### TASK TO COMPLETE:
Gather all lines from the material that contain "submesh".

--

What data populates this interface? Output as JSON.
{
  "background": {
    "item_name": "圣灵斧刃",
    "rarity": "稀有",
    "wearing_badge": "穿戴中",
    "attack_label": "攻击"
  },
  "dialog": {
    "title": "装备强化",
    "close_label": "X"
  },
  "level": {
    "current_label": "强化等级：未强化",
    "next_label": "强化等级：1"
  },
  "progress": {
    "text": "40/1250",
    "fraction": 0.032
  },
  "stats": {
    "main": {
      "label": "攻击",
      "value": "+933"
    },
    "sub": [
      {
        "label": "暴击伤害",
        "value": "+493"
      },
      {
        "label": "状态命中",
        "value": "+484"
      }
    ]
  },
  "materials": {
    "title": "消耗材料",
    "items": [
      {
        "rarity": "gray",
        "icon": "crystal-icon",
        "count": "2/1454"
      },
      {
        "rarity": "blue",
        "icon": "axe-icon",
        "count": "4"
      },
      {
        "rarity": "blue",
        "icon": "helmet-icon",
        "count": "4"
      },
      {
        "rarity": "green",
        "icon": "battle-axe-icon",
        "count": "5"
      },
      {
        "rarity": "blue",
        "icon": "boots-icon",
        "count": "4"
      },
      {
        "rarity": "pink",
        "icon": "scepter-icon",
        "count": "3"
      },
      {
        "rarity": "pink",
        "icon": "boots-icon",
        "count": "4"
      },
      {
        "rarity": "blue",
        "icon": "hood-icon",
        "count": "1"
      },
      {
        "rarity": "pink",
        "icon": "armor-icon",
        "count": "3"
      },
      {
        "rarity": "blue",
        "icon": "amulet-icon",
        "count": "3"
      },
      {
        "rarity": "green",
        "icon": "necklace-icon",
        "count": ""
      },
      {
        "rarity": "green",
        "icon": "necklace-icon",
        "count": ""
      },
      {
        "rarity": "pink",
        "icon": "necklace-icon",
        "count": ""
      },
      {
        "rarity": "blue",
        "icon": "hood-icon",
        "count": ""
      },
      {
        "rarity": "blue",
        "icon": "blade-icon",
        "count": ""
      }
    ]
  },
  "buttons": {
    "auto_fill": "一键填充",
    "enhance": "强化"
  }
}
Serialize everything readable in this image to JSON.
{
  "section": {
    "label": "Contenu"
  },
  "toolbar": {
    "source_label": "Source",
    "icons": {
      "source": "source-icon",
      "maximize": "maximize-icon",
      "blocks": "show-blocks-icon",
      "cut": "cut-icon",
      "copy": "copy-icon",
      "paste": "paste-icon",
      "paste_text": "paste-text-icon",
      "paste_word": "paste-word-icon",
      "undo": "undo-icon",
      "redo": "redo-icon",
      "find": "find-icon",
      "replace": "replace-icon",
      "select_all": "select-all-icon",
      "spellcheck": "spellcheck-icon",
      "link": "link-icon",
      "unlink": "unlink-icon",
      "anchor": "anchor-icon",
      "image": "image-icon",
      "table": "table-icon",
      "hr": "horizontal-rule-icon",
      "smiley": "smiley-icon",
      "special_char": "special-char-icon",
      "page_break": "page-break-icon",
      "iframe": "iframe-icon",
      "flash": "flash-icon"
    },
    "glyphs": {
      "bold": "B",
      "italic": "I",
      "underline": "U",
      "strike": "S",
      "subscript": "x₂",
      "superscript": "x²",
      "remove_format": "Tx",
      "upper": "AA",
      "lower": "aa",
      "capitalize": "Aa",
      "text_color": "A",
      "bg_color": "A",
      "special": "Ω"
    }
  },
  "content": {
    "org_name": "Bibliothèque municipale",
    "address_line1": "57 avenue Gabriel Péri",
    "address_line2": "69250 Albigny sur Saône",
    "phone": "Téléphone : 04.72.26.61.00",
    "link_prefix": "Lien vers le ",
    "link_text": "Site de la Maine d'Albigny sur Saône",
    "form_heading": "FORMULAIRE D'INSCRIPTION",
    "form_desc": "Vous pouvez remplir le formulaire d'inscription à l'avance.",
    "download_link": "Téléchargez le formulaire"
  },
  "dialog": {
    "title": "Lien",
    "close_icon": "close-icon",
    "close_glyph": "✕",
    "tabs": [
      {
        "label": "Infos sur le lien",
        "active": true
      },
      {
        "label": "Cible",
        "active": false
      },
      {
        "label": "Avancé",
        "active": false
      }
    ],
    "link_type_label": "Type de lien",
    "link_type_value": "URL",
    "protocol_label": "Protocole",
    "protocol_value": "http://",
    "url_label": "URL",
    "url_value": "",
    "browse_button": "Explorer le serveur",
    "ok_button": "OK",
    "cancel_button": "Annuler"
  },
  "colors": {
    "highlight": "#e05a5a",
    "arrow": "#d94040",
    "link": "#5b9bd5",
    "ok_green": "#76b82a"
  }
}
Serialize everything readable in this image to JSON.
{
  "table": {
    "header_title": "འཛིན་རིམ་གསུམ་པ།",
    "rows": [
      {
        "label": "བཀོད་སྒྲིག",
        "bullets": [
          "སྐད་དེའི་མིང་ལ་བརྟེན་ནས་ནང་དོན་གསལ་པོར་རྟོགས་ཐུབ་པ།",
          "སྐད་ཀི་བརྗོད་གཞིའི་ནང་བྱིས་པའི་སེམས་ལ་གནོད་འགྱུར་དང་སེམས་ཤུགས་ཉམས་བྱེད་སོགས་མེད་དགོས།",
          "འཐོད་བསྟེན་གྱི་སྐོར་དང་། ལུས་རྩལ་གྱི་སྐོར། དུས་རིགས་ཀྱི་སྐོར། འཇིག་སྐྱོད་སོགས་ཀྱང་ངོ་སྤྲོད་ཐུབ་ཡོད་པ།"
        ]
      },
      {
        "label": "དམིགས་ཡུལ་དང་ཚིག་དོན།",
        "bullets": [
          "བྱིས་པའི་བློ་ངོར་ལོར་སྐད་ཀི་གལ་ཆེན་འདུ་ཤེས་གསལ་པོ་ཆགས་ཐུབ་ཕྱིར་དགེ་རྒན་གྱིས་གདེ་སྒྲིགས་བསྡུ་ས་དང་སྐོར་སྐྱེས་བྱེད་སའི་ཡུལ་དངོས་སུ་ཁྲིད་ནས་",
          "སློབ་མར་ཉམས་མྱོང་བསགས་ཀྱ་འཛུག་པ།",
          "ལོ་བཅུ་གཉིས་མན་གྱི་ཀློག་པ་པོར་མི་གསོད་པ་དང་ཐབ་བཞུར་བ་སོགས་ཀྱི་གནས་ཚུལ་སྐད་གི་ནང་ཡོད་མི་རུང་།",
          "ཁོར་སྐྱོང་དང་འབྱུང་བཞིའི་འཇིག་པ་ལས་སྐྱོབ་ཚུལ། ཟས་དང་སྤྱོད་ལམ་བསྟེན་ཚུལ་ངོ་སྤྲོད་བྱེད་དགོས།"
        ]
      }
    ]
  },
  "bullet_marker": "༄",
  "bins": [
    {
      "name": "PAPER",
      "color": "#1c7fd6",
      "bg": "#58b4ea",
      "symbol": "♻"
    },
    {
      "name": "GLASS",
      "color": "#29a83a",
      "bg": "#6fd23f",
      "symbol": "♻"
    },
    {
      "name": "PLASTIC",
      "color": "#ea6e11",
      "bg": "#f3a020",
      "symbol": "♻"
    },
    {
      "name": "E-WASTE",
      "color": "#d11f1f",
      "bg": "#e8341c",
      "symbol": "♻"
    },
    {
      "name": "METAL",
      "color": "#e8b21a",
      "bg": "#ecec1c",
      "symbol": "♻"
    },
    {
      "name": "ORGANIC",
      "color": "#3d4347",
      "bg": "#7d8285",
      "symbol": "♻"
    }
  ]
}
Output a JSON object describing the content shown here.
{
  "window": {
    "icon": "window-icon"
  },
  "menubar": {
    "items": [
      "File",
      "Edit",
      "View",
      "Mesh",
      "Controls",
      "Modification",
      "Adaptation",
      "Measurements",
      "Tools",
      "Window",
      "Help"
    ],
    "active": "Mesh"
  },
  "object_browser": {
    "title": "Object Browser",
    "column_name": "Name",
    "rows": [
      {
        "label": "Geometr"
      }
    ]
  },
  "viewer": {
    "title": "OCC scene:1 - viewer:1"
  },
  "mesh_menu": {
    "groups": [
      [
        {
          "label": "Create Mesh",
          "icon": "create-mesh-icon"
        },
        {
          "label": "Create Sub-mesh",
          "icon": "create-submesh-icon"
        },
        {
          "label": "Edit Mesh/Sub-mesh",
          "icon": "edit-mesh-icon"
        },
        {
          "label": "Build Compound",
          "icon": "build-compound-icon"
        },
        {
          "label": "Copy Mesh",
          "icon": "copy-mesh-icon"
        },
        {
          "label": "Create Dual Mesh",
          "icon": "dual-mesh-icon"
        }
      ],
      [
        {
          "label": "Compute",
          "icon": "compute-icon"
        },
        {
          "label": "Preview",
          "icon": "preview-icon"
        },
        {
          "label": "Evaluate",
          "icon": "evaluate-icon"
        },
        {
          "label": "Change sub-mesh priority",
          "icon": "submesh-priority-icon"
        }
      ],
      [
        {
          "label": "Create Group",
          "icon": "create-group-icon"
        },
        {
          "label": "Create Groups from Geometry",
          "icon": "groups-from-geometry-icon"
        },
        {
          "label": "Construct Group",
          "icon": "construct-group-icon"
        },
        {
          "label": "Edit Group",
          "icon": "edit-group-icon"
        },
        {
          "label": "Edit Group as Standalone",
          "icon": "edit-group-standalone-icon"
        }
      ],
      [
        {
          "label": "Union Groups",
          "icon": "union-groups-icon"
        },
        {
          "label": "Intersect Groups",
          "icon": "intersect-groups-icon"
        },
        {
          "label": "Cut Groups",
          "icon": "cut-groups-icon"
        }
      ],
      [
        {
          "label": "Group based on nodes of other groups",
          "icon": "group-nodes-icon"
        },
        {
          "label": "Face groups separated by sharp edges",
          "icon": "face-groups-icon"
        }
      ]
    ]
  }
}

--

### TASK OUTPUT:
          "icon": "create-submesh-icon"
          "icon": "submesh-priority-icon"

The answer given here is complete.